=== Source records ===

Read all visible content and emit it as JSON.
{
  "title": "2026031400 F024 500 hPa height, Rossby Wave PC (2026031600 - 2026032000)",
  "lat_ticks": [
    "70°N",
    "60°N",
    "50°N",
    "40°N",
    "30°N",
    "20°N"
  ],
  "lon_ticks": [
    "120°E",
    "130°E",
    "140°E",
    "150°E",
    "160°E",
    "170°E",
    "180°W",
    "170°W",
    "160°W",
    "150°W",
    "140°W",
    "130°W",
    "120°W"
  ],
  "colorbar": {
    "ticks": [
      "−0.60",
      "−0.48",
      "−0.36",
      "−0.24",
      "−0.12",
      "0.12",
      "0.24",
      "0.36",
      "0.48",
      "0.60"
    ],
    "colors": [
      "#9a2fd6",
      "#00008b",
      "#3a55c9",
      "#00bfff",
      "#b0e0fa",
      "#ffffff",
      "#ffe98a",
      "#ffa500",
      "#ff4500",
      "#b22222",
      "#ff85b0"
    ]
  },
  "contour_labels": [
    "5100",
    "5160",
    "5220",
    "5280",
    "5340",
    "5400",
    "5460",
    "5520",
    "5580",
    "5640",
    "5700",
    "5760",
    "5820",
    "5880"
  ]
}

===

# Requirements
Extract the data exactly as given.

# Solution to this task
Read all visible content and emit it as JSON.
{
  "title": "2026031400 F024 500 hPa height, Rossby Wave PC (2026031600 - 2026032000)",
  "lat_ticks": [
    "70°N",
    "60°N",
    "50°N",
    "40°N",
    "30°N",
    "20°N"
  ],
  "lon_ticks": [
    "120°E",
    "130°E",
    "140°E",
    "150°E",
    "160°E",
    "170°E",
    "180°W",
    "170°W",
    "160°W",
    "150°W",
    "140°W",
    "130°W",
    "120°W"
  ],
  "colorbar": {
    "ticks": [
      "−0.60",
      "−0.48",
      "−0.36",
      "−0.24",
      "−0.12",
      "0.12",
      "0.24",
      "0.36",
      "0.48",
      "0.60"
    ],
    "colors": [
      "#9a2fd6",
      "#00008b",
      "#3a55c9",
      "#00bfff",
      "#b0e0fa",
      "#ffffff",
      "#ffe98a",
      "#ffa500",
      "#ff4500",
      "#b22222",
      "#ff85b0"
    ]
  },
  "contour_labels": [
    "5100",
    "5160",
    "5220",
    "5280",
    "5340",
    "5400",
    "5460",
    "5520",
    "5580",
    "5640",
    "5700",
    "5760",
    "5820",
    "5880"
  ]
}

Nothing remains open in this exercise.